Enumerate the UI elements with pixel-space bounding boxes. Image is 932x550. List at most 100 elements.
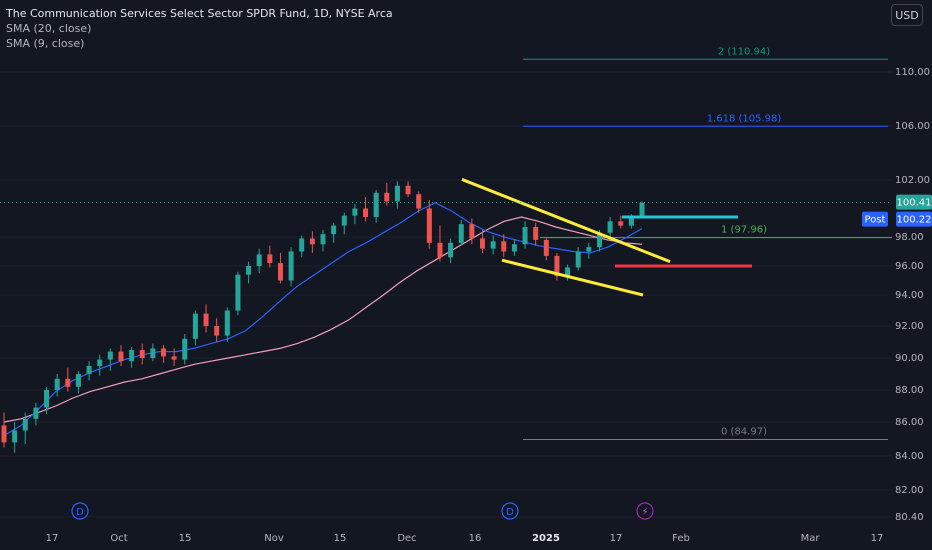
candle-body: [554, 255, 560, 277]
chart-legend: The Communication Services Select Sector…: [6, 6, 393, 51]
candle-body: [288, 251, 294, 281]
candle-body: [405, 185, 411, 195]
candle-body: [448, 242, 454, 258]
time-tick-label: Feb: [672, 533, 690, 544]
candle-body: [586, 247, 592, 252]
price-axis-bg: [892, 0, 932, 550]
price-tick-label: 102.00: [895, 175, 930, 186]
last-price-badge: [896, 194, 932, 210]
candle-body: [214, 326, 220, 336]
candle-body: [543, 239, 549, 256]
candle-body: [224, 310, 230, 336]
candle-body: [150, 348, 156, 358]
post-label-badge: [862, 211, 888, 227]
candle-body: [246, 266, 252, 275]
candle-body: [309, 238, 315, 245]
sma20-line: [3, 216, 643, 423]
candle-body: [639, 202, 645, 216]
candle-body: [97, 359, 103, 366]
candle-body: [161, 348, 166, 357]
candle-body: [267, 254, 273, 264]
time-axis[interactable]: 17 Oct 15 Nov 15 Dec 16 2025 17 Feb Mar 17: [46, 533, 884, 544]
candle-body: [565, 267, 571, 277]
price-tick-label: 86.00: [895, 417, 924, 428]
time-tick-label: 17: [46, 533, 59, 544]
candle-body: [129, 350, 135, 362]
candle-body: [33, 407, 39, 419]
price-axis[interactable]: 110.00 106.00 102.00 98.00 96.00 94.00 92.00 90…: [892, 0, 932, 550]
candle-body: [469, 224, 475, 239]
candle-body: [299, 238, 305, 252]
candle-body: [320, 234, 326, 245]
grid-lines: [0, 71, 892, 518]
candle-body: [203, 313, 209, 326]
candle-body: [331, 225, 337, 235]
candle-body: [256, 254, 262, 266]
candle-body: [352, 208, 358, 216]
event-lightning-icon: [636, 502, 654, 520]
price-tick-label: 98.00: [895, 232, 924, 243]
candlesticks: [1, 181, 645, 453]
event-markers[interactable]: D D ⚡: [71, 502, 654, 520]
indicator-sma20[interactable]: SMA (20, close): [6, 22, 92, 35]
symbol-title[interactable]: The Communication Services Select Sector…: [6, 7, 393, 20]
price-tick-label: 106.00: [895, 121, 930, 132]
candle-body: [86, 366, 92, 374]
time-tick-label: Nov: [264, 533, 284, 544]
candle-body: [341, 215, 347, 226]
fib-label: 2 (110.94): [718, 46, 770, 57]
fib-label: 1.618 (105.98): [707, 113, 782, 124]
candle-body: [139, 350, 145, 358]
price-tick-label: 94.00: [895, 290, 924, 301]
candle-body: [277, 263, 283, 281]
candle-body: [511, 244, 517, 252]
time-tick-label: 17: [871, 533, 884, 544]
candle-body: [607, 221, 613, 233]
price-tick-label: 88.00: [895, 385, 924, 396]
currency-button[interactable]: USD: [891, 4, 923, 26]
candle-body: [437, 242, 443, 258]
indicator-sma9[interactable]: SMA (9, close): [6, 37, 85, 50]
post-price-value: 100.22: [897, 215, 932, 226]
wedge-upper-line: [461, 178, 671, 264]
candle-body: [44, 390, 50, 408]
fibonacci-levels[interactable]: 2 (110.94) 1.618 (105.98) 1 (97.96) 0 (84.9…: [523, 46, 892, 441]
candle-body: [107, 351, 113, 360]
candle-body: [490, 241, 496, 249]
time-tick-label: 15: [179, 533, 192, 544]
candle-body: [384, 192, 390, 202]
time-tick-label: 16: [469, 533, 482, 544]
price-tick-label: 84.00: [895, 451, 924, 462]
candle-body: [394, 185, 400, 202]
candle-body: [12, 430, 18, 443]
price-tick-label: 110.00: [895, 67, 930, 78]
candle-body: [373, 192, 379, 218]
post-price-badge: [896, 211, 932, 227]
candle-body: [501, 241, 507, 252]
candle-body: [118, 351, 124, 362]
candle-body: [1, 425, 7, 443]
candle-body: [458, 224, 464, 243]
candle-body: [235, 274, 241, 311]
candle-body: [416, 194, 422, 209]
candle-body: [75, 374, 81, 387]
price-tick-label: 90.00: [895, 353, 924, 364]
candle-body: [426, 208, 432, 243]
wedge-lower-line: [501, 258, 644, 297]
dividend-d-label: D: [506, 507, 514, 518]
time-tick-label: 17: [610, 533, 623, 544]
candle-body: [596, 232, 602, 248]
lightning-icon: ⚡: [641, 507, 648, 518]
candle-body: [22, 418, 28, 431]
candle-body: [480, 238, 485, 249]
time-tick-label: Dec: [397, 533, 416, 544]
candle-body: [575, 251, 581, 268]
price-tick-label: 80.40: [895, 512, 924, 523]
trendline-drawings[interactable]: [0, 178, 892, 297]
price-badges: 100.41 Post 100.22: [862, 194, 932, 227]
price-tick-label: 82.00: [895, 485, 924, 496]
candle-body: [522, 227, 528, 245]
price-tick-label: 96.00: [895, 261, 924, 272]
candle-body: [363, 208, 369, 218]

++++++++++

• Directions for this task: Edit all of the rows above so that "candle-body" becomes "candle-rect" wherever it appears, changing nothing else. Leave out the pictures.

• Response below:
Enumerate the UI elements with pixel-space bounding boxes. Image is 932x550. List at most 100 elements.
candle-rect: [554, 255, 560, 277]
chart-legend: The Communication Services Select Sector…: [6, 6, 393, 51]
candle-rect: [288, 251, 294, 281]
candle-rect: [405, 185, 411, 195]
candle-rect: [448, 242, 454, 258]
time-tick-label: Feb: [672, 533, 690, 544]
candle-rect: [586, 247, 592, 252]
price-axis-bg: [892, 0, 932, 550]
price-tick-label: 102.00: [895, 175, 930, 186]
last-price-badge: [896, 194, 932, 210]
candle-rect: [214, 326, 220, 336]
candle-rect: [543, 239, 549, 256]
candle-rect: [224, 310, 230, 336]
candle-rect: [150, 348, 156, 358]
post-label-badge: [862, 211, 888, 227]
candle-rect: [246, 266, 252, 275]
candle-rect: [309, 238, 315, 245]
sma20-line: [3, 216, 643, 423]
candle-rect: [639, 202, 645, 216]
candle-rect: [97, 359, 103, 366]
candle-rect: [161, 348, 166, 357]
candle-rect: [267, 254, 273, 264]
time-axis[interactable]: 17 Oct 15 Nov 15 Dec 16 2025 17 Feb Mar 17: [46, 533, 884, 544]
candle-rect: [565, 267, 571, 277]
price-tick-label: 86.00: [895, 417, 924, 428]
time-tick-label: 17: [46, 533, 59, 544]
candle-rect: [129, 350, 135, 362]
candle-rect: [33, 407, 39, 419]
price-axis[interactable]: 110.00 106.00 102.00 98.00 96.00 94.00 92.00 90…: [892, 0, 932, 550]
candle-rect: [469, 224, 475, 239]
candle-rect: [299, 238, 305, 252]
candle-rect: [320, 234, 326, 245]
grid-lines: [0, 71, 892, 518]
candle-rect: [203, 313, 209, 326]
candle-rect: [331, 225, 337, 235]
candle-rect: [256, 254, 262, 266]
candle-rect: [352, 208, 358, 216]
event-lightning-icon: [636, 502, 654, 520]
price-tick-label: 98.00: [895, 232, 924, 243]
candlesticks: [1, 181, 645, 453]
event-markers[interactable]: D D ⚡: [71, 502, 654, 520]
indicator-sma20[interactable]: SMA (20, close): [6, 22, 92, 35]
symbol-title[interactable]: The Communication Services Select Sector…: [6, 7, 393, 20]
price-tick-label: 106.00: [895, 121, 930, 132]
candle-rect: [86, 366, 92, 374]
time-tick-label: Nov: [264, 533, 284, 544]
candle-rect: [341, 215, 347, 226]
fib-label: 2 (110.94): [718, 46, 770, 57]
fib-label: 1.618 (105.98): [707, 113, 782, 124]
candle-rect: [139, 350, 145, 358]
price-tick-label: 94.00: [895, 290, 924, 301]
candle-rect: [277, 263, 283, 281]
candle-rect: [511, 244, 517, 252]
time-tick-label: 17: [871, 533, 884, 544]
candle-rect: [607, 221, 613, 233]
price-tick-label: 88.00: [895, 385, 924, 396]
currency-button[interactable]: USD: [891, 4, 923, 26]
candle-rect: [437, 242, 443, 258]
indicator-sma9[interactable]: SMA (9, close): [6, 37, 85, 50]
post-price-value: 100.22: [897, 215, 932, 226]
wedge-upper-line: [461, 178, 671, 264]
candle-rect: [44, 390, 50, 408]
fibonacci-levels[interactable]: 2 (110.94) 1.618 (105.98) 1 (97.96) 0 (84.9…: [523, 46, 892, 441]
candle-rect: [107, 351, 113, 360]
candle-rect: [490, 241, 496, 249]
time-tick-label: 15: [179, 533, 192, 544]
candle-rect: [384, 192, 390, 202]
time-tick-label: 16: [469, 533, 482, 544]
price-tick-label: 84.00: [895, 451, 924, 462]
candle-rect: [394, 185, 400, 202]
candle-rect: [12, 430, 18, 443]
price-tick-label: 110.00: [895, 67, 930, 78]
candle-rect: [373, 192, 379, 218]
post-price-badge: [896, 211, 932, 227]
candle-rect: [501, 241, 507, 252]
candle-rect: [118, 351, 124, 362]
candle-rect: [1, 425, 7, 443]
candle-rect: [458, 224, 464, 243]
candle-rect: [235, 274, 241, 311]
candle-rect: [416, 194, 422, 209]
candle-rect: [75, 374, 81, 387]
price-tick-label: 90.00: [895, 353, 924, 364]
candle-rect: [426, 208, 432, 243]
wedge-lower-line: [501, 258, 644, 297]
dividend-d-label: D: [506, 507, 514, 518]
time-tick-label: 17: [610, 533, 623, 544]
candle-rect: [596, 232, 602, 248]
lightning-icon: ⚡: [641, 507, 648, 518]
candle-rect: [22, 418, 28, 431]
candle-rect: [480, 238, 485, 249]
time-tick-label: Dec: [397, 533, 416, 544]
candle-rect: [575, 251, 581, 268]
price-tick-label: 80.40: [895, 512, 924, 523]
trendline-drawings[interactable]: [0, 178, 892, 297]
price-badges: 100.41 Post 100.22: [862, 194, 932, 227]
price-tick-label: 82.00: [895, 485, 924, 496]
candle-rect: [522, 227, 528, 245]
price-tick-label: 96.00: [895, 261, 924, 272]
candle-rect: [363, 208, 369, 218]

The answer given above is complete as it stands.